--- BEGIN Given data ---

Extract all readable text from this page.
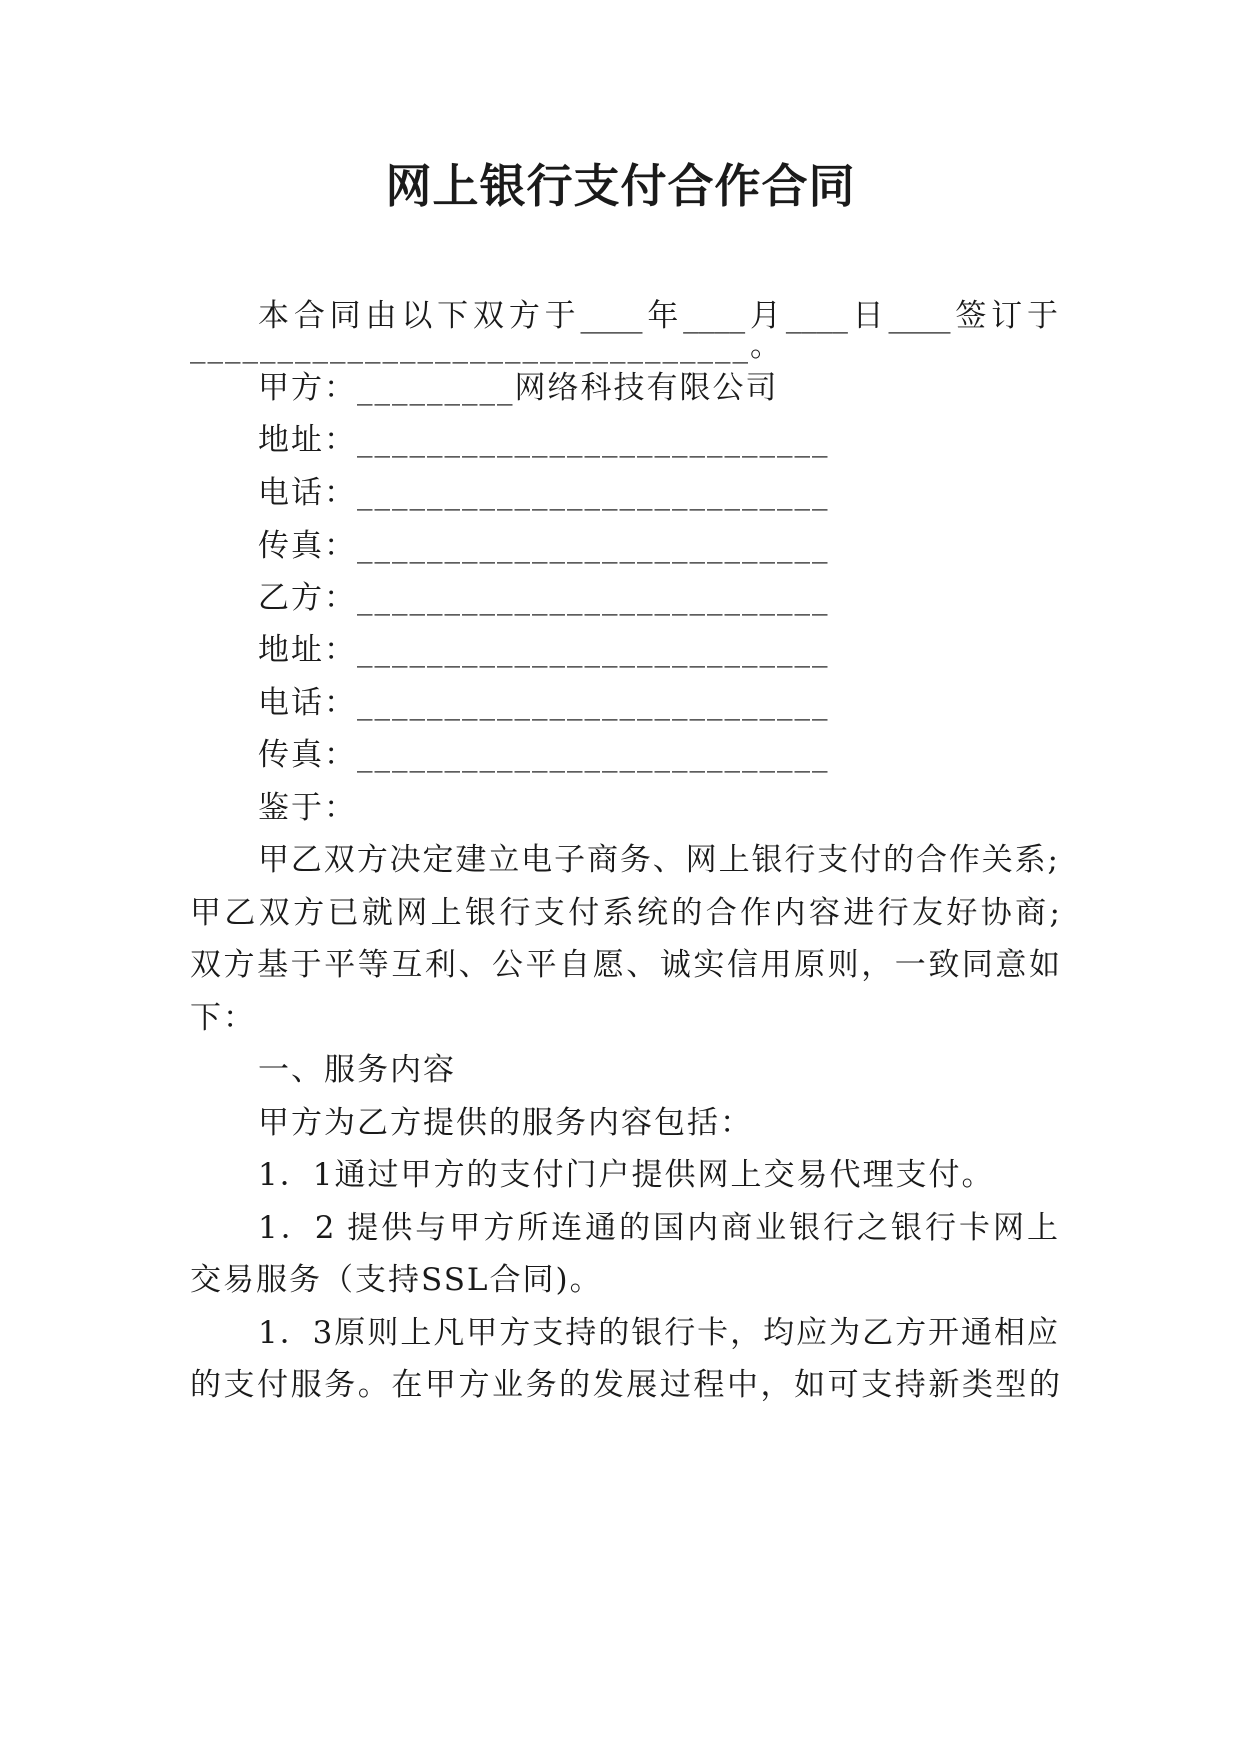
网上银行支付合作合同
本合同由以下双方于____年____月____日____签订于
________________________________。
甲方：_________网络科技有限公司
地址：___________________________
电话：___________________________
传真：___________________________
乙方：___________________________
地址：___________________________
电话：___________________________
传真：___________________________
鉴于：
甲乙双方决定建立电子商务、网上银行支付的合作关系;
甲乙双方已就网上银行支付系统的合作内容进行友好协商;
双方基于平等互利、公平自愿、诚实信用原则，一致同意如
下：
一、服务内容
甲方为乙方提供的服务内容包括：
1．1通过甲方的支付门户提供网上交易代理支付。
1．2 提供与甲方所连通的国内商业银行之银行卡网上
交易服务（支持SSL合同)。
1．3原则上凡甲方支持的银行卡，均应为乙方开通相应
的支付服务。在甲方业务的发展过程中，如可支持新类型的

--- END Given data ---

▶ **Exercise task**: Exclude all images and restate the records above word for word.

▶ **Solution to the problem**:
Extract all readable text from this page.
网上银行支付合作合同
本合同由以下双方于____年____月____日____签订于
________________________________。
甲方：_________网络科技有限公司
地址：___________________________
电话：___________________________
传真：___________________________
乙方：___________________________
地址：___________________________
电话：___________________________
传真：___________________________
鉴于：
甲乙双方决定建立电子商务、网上银行支付的合作关系;
甲乙双方已就网上银行支付系统的合作内容进行友好协商;
双方基于平等互利、公平自愿、诚实信用原则，一致同意如
下：
一、服务内容
甲方为乙方提供的服务内容包括：
1．1通过甲方的支付门户提供网上交易代理支付。
1．2 提供与甲方所连通的国内商业银行之银行卡网上
交易服务（支持SSL合同)。
1．3原则上凡甲方支持的银行卡，均应为乙方开通相应
的支付服务。在甲方业务的发展过程中，如可支持新类型的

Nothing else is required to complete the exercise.